** Start of RECORDS FOR THE TASK **

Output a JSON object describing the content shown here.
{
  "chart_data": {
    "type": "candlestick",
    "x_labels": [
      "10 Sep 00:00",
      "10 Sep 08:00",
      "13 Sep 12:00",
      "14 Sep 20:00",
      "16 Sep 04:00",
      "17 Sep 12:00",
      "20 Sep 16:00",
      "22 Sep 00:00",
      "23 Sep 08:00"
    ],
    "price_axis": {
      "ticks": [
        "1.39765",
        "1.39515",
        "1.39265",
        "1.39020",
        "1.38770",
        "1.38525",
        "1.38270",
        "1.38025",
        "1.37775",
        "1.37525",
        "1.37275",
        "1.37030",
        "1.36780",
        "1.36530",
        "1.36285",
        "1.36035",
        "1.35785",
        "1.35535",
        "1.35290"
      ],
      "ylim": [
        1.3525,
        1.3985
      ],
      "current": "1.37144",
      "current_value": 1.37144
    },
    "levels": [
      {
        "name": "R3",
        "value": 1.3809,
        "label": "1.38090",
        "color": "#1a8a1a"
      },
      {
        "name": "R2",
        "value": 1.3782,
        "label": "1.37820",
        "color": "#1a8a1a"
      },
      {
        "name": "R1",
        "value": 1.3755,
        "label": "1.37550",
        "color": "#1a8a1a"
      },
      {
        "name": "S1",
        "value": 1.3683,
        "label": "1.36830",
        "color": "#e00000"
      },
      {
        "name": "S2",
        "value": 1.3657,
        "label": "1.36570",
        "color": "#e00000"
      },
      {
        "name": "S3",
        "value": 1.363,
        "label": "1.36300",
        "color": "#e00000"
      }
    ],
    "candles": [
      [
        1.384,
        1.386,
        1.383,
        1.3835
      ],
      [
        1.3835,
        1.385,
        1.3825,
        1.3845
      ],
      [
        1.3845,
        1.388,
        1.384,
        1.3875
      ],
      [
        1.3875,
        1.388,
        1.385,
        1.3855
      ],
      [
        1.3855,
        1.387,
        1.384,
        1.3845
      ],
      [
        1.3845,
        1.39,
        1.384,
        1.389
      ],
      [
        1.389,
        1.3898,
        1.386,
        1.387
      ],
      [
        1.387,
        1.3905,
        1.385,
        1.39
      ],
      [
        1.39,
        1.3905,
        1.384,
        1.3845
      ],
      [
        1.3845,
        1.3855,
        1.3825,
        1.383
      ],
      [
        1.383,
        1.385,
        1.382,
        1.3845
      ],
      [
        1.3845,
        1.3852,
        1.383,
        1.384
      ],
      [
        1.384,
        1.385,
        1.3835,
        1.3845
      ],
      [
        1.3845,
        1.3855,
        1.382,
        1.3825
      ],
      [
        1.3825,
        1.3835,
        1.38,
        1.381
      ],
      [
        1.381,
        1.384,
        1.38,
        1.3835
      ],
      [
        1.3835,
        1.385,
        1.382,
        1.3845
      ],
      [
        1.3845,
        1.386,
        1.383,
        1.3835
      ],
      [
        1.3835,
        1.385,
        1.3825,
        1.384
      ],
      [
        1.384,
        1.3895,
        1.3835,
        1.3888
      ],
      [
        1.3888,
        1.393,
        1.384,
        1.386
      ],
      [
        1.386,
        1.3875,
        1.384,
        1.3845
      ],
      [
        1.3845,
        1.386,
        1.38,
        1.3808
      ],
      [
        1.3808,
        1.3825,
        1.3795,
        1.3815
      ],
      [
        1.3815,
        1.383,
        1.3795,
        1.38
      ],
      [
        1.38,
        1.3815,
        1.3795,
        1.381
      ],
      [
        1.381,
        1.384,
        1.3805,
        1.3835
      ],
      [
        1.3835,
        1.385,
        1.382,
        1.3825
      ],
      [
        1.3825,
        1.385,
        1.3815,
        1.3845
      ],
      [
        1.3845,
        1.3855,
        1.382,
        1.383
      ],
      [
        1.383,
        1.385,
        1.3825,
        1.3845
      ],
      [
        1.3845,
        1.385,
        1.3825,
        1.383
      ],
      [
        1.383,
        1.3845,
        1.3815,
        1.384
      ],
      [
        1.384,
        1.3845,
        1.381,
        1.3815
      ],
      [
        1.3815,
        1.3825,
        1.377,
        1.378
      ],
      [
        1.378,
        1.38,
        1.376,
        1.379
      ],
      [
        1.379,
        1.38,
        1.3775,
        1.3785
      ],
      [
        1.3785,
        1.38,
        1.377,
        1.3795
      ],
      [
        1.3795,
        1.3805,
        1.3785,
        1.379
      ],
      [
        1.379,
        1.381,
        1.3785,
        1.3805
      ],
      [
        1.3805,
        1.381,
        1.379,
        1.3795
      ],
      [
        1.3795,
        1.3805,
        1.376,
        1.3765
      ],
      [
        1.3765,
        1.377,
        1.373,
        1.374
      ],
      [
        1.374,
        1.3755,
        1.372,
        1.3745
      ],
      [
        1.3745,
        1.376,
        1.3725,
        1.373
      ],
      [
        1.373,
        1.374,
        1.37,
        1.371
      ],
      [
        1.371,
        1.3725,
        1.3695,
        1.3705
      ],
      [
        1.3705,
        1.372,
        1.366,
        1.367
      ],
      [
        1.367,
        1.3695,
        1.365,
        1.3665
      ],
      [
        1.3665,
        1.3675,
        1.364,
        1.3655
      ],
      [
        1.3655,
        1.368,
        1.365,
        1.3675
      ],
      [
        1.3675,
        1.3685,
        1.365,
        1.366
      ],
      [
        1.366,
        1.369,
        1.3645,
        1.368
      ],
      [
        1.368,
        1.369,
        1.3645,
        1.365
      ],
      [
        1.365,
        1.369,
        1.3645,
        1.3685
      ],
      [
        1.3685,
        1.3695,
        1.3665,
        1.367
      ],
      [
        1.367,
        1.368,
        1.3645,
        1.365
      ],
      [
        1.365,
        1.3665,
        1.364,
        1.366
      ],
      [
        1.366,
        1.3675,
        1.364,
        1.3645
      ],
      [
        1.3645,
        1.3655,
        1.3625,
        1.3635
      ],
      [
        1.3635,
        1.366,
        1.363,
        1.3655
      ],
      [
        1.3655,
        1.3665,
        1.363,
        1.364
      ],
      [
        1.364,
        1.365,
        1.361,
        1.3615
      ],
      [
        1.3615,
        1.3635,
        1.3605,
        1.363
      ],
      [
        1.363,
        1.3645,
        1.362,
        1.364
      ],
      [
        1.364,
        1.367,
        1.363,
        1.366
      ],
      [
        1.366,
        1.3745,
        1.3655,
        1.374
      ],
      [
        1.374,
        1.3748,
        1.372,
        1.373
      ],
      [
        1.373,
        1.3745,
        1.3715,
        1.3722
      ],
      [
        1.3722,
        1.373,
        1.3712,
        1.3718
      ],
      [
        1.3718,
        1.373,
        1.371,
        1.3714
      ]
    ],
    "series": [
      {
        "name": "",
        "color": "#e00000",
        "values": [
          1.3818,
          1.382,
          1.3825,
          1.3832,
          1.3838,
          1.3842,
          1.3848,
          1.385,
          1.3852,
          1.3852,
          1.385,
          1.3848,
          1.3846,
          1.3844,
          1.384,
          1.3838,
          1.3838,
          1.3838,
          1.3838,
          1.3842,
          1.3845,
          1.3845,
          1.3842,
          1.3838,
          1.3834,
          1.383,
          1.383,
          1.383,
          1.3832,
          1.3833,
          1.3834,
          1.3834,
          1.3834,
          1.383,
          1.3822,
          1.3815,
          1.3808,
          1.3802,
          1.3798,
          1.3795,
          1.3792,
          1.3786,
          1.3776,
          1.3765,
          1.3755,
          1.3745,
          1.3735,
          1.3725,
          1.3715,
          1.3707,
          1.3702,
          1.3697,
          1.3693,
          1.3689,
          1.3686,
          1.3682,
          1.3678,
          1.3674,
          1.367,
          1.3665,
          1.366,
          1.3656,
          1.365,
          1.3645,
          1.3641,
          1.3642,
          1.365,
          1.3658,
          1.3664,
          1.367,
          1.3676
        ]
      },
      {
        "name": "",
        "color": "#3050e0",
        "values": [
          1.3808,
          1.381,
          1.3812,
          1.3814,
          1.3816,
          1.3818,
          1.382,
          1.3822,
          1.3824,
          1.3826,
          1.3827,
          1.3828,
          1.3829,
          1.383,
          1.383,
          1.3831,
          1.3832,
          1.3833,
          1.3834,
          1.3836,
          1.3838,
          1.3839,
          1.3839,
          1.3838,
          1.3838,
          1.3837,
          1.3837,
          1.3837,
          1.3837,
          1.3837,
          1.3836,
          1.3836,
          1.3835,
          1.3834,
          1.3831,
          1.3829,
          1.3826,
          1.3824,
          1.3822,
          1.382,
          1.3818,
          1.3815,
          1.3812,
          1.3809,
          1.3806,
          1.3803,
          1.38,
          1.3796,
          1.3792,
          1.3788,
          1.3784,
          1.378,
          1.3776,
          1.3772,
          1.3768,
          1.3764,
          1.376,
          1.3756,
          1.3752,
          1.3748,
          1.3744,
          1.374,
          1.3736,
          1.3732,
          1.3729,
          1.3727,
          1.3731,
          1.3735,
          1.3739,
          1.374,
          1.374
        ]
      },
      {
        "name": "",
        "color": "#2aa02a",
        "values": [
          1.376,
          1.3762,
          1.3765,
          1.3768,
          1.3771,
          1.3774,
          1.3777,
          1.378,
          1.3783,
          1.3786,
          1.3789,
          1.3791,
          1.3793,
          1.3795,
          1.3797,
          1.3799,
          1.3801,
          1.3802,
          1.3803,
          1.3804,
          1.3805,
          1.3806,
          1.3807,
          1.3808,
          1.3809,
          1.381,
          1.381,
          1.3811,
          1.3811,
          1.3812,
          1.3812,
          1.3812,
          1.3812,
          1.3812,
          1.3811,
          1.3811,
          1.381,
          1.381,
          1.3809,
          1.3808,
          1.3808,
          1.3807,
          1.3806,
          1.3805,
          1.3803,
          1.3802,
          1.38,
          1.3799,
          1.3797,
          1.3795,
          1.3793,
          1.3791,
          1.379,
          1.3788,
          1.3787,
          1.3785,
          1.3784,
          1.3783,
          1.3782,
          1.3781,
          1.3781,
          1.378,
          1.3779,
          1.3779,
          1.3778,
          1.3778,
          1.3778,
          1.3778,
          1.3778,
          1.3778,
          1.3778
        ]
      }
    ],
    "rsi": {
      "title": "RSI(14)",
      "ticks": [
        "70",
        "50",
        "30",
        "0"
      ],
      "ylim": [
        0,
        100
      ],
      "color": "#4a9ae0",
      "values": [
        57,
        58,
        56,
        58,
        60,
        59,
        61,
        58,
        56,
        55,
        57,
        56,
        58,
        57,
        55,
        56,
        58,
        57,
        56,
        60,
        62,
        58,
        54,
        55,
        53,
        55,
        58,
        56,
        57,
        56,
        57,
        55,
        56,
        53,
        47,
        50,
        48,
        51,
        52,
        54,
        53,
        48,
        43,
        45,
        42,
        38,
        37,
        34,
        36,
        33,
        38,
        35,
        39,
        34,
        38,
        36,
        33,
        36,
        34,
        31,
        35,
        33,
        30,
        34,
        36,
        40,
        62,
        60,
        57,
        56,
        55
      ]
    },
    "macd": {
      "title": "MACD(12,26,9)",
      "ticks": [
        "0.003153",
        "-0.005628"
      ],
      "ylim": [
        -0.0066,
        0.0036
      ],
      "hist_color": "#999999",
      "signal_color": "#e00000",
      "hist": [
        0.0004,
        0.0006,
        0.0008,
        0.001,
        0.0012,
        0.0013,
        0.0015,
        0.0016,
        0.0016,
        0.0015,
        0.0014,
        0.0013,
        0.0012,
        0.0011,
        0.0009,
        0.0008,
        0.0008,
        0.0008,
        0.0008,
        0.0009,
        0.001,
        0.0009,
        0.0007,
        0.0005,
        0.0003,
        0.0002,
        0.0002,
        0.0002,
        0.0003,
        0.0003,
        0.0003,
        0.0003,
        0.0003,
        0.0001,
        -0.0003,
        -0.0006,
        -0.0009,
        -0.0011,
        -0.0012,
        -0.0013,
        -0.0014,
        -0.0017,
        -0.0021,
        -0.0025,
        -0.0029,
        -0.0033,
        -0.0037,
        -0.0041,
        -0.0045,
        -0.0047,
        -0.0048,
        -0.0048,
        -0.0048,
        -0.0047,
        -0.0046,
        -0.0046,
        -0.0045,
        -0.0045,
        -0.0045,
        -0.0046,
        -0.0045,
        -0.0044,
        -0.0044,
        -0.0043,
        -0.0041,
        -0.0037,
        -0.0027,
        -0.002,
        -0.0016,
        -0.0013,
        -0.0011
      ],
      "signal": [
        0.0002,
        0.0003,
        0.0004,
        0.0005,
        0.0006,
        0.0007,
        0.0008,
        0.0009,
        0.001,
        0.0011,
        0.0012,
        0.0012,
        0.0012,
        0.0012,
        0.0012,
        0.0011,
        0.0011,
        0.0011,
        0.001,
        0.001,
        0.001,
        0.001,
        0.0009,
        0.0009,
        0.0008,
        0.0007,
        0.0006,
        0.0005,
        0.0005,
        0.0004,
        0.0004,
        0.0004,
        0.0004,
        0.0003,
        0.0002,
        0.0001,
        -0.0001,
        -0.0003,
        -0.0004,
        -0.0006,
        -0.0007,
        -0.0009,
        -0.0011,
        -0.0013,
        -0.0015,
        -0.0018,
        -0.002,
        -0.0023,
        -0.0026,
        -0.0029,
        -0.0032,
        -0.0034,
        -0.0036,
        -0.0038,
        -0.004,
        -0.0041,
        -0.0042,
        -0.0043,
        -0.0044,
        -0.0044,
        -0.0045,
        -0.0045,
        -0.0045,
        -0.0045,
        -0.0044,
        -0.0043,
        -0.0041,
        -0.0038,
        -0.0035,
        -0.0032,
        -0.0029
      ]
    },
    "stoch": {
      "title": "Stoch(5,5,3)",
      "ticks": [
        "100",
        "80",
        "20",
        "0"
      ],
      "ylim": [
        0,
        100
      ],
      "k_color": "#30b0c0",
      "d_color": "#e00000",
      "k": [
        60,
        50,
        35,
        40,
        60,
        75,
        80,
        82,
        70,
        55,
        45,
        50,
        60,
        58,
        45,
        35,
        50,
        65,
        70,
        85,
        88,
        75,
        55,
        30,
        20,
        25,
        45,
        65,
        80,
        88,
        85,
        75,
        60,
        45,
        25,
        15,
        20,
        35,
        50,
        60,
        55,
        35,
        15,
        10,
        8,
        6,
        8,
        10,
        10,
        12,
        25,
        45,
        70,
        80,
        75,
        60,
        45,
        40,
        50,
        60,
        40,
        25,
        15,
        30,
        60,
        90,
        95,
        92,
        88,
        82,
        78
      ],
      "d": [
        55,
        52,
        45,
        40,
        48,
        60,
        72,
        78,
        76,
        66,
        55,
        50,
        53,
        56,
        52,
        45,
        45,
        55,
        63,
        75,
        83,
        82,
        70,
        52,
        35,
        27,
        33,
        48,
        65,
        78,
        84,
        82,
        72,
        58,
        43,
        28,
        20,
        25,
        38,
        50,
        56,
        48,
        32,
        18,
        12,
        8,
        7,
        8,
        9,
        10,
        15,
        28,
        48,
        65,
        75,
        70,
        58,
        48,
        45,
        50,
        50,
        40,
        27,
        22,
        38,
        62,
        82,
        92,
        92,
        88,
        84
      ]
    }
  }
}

** End of RECORDS FOR THE TASK **

● **WORK REQUIRED**: From the records above, pick out and copy each line holding the word "name".

● **SOLUTION**:
        "name": "R3",
        "name": "R2",
        "name": "R1",
        "name": "S1",
        "name": "S2",
        "name": "S3",
        "name": "",
        "name": "",
        "name": "",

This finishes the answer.